» **Exercise requirements**
1. In the biography of Samuel Selvon, which newspaper did he work for as a reporter from 1945 to 1950?
2. Resume the biography of Samuel Selvon, writing on from its final sentence.

» **Source text**
Samuel Dickson Selvon was born in San Fernando in the south of Trinidad. His parents were East Indian: his father was a first-generation Christian immigrant from Madras and his mother's father was Scottish.He was educated at Naparima College, San Fernando, before leaving at the age of fifteen to work. He was a wireless operator with the Royal Naval Reserve from 1940 to 1945. Thereafter, he moved north to Port of Spain, and from 1945 to 1950, worked for the Trinidad Guardian as a reporter and for a time on its literary page. In this period, he began writing stories and descriptive pieces, mostly under a variety of pseudonyms such as Michael Wentworth, Esses, Ack-Ack, and Big Buffer. Selvon moved to London in the 1950s, and then in the late 1970s to Alberta, Canada, where he lived until his death from a heart attack on 16 April 1994 on a return trip to Trinidad.

Selvon is known for novels such as The Lonely Londoners (1956) and Moses Ascending (1975). His novel A Brighter Sun (1952), detailing the construction of the Churchill-Roosevelt Highway in Trinidad through the eyes of young Indian worker Tiger, was a popular choice on the CXC English Literature syllabus for many years. Other notable works include Ways of Sunlight (1957), Turn Again Tiger (1958) and Those Who Eat the Cascadura (1972). During the 1970s and early 1980s, Selvon converted several of his novels and stories into radio scripts, broadcast by the BBC, which were collected in Eldorado West One (Peepal Tree Press, 1988) and Highway in the Sun (Peepal Tree Press, 1991).

» **Information shown**
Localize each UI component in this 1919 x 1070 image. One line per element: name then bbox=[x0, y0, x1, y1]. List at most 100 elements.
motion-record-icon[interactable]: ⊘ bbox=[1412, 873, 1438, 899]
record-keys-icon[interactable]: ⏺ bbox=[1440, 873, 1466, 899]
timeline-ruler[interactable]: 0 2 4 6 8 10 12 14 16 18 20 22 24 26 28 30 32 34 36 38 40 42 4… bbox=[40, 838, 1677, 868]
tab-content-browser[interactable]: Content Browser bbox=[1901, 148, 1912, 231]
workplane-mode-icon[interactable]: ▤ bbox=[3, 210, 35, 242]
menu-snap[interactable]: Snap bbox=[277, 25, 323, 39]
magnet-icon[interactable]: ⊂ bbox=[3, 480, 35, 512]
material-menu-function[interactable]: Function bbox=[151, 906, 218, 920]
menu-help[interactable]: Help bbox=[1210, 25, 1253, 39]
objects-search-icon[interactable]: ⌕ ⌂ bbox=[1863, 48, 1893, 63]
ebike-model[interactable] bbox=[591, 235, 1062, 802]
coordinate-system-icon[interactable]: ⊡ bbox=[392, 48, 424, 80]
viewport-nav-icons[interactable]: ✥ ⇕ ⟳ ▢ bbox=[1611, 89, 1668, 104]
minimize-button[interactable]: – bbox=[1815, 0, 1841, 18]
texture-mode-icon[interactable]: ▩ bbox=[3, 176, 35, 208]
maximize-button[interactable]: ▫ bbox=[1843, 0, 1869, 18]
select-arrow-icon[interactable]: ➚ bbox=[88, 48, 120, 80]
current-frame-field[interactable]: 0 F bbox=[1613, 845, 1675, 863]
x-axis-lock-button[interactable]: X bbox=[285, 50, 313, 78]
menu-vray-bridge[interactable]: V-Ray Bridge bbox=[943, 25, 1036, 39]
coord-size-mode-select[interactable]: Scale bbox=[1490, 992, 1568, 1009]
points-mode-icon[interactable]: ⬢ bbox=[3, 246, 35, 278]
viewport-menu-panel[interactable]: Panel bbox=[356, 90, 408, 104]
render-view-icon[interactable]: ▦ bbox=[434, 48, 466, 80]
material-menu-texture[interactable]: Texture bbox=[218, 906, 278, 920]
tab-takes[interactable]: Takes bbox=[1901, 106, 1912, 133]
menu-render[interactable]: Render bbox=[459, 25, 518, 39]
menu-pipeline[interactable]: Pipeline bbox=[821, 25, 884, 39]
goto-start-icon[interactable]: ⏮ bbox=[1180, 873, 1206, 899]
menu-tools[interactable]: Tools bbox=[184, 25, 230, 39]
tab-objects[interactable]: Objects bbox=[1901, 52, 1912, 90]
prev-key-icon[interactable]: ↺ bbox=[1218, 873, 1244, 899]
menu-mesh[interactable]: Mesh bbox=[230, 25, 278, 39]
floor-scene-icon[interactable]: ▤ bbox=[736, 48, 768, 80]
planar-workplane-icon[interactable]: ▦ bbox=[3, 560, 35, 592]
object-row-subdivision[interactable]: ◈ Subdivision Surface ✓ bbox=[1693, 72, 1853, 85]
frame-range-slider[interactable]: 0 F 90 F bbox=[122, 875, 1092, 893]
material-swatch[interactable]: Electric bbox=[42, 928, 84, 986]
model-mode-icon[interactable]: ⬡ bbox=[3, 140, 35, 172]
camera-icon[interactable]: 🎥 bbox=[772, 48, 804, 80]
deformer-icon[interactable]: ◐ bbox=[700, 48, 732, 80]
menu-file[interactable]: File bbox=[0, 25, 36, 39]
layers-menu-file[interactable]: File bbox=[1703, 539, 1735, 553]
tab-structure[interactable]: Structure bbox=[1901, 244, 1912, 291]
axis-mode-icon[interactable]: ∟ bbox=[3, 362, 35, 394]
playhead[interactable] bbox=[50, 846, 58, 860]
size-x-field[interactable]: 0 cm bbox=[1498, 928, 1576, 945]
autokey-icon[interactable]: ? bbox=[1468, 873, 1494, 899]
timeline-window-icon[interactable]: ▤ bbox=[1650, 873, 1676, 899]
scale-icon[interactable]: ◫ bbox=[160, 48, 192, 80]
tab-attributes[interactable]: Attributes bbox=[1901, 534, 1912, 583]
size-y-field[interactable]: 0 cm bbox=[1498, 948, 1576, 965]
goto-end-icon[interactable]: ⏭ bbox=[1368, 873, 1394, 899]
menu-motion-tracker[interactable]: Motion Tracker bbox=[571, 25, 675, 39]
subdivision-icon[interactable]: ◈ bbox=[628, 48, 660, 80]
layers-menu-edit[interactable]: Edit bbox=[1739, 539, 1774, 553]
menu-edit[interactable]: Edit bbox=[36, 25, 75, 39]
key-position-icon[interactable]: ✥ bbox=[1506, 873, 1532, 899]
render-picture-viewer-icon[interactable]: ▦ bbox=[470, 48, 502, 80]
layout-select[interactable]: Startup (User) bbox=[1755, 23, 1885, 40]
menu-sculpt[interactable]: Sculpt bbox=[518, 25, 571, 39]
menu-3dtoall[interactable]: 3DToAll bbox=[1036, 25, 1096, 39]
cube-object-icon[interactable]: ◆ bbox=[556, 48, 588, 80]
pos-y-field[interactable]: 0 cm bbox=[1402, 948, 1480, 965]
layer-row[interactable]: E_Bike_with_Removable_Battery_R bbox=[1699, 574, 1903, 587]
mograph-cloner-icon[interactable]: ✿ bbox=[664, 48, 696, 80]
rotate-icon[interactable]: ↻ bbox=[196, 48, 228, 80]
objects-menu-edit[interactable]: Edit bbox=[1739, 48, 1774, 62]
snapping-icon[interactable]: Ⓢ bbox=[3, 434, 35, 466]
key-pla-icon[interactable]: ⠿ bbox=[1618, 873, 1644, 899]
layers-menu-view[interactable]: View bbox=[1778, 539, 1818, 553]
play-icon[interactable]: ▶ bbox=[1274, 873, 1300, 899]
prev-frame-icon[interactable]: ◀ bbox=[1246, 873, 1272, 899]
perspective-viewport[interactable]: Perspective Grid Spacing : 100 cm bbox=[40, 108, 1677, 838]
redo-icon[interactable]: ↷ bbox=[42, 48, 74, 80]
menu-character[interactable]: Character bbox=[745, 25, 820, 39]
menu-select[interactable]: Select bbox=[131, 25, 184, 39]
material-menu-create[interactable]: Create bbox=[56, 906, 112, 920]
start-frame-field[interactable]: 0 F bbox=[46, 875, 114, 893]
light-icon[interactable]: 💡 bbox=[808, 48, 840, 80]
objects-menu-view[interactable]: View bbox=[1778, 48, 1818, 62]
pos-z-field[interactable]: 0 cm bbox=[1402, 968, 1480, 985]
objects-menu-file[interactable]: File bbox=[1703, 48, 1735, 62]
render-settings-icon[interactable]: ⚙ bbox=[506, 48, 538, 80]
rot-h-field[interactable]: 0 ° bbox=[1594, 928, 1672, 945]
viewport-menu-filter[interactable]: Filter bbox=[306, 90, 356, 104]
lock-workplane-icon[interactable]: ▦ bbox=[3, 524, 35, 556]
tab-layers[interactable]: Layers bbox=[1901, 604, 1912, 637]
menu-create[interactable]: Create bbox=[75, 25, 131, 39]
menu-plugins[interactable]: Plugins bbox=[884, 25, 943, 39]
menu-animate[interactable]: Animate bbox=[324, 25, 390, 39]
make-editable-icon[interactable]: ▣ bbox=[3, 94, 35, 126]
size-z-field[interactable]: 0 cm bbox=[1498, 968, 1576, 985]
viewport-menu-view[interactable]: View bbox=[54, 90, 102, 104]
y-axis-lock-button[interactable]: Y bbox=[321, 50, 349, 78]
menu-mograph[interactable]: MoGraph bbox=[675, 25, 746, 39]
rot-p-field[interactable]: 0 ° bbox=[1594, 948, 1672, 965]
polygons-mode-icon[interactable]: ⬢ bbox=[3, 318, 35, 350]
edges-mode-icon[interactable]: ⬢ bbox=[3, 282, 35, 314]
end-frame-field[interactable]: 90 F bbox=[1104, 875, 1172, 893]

» **Results for the exercise**
1. The Trinidad Guardian.

2.
After moving to Canada, Selvon found a job teaching creative writing as a visiting professor at the University of Victoria. When that job ended, he took a job as a janitor at the University of Calgary in Alberta for a few months, before becoming writer-in-residence there. He was largely ignored by the Canadian literary establishment, with his works receiving no reviews during his residency.

The Lonely Londoners, as with most of his later work, focuses on the immigration of West Indians to Britain in the 1950s and tells, mostly in anecdotal form, the daily experience of settlers from the Caribbean. Selvon also illustrates the panoply of different "cities" that are lived in London, as with any major city, due to class and racial boundaries. In many ways, his books are the precursors to works such as Some Kind of Black by Diran Adebayo, White Teeth by Zadie Smith and The Buddha of Suburbia by Hanif Kureishi. Selvon explained: "When I wrote the novel that became The Lonely Londoners, I tried to recapture a certain quality in West Indian everyday life. I had in store a number of wonderful anecdotes and could put them into focus, but I had difficulty starting the novel in straight English. The people I wanted to describe were entertaining people indeed, but I could not really move. At that stage, I had written the narrative in English and most of the dialogues in dialect. Then I started both narrative and dialogue in dialect and the novel just shot along."

Selvon's papers are now at the Harry Ransom Humanities Research Center at the University of Texas, Austin, USA. These consist of holograph manuscripts, typescripts, book proofs, manuscript notebooks, and correspondence. Drafts for six of his eleven novels are present, along with supporting correspondence and items relating to his career.


“It was a summer night: laughter fell softly: it was the sort of night that if you wasn't making love to a woman you feel like you was the only person in the world like that”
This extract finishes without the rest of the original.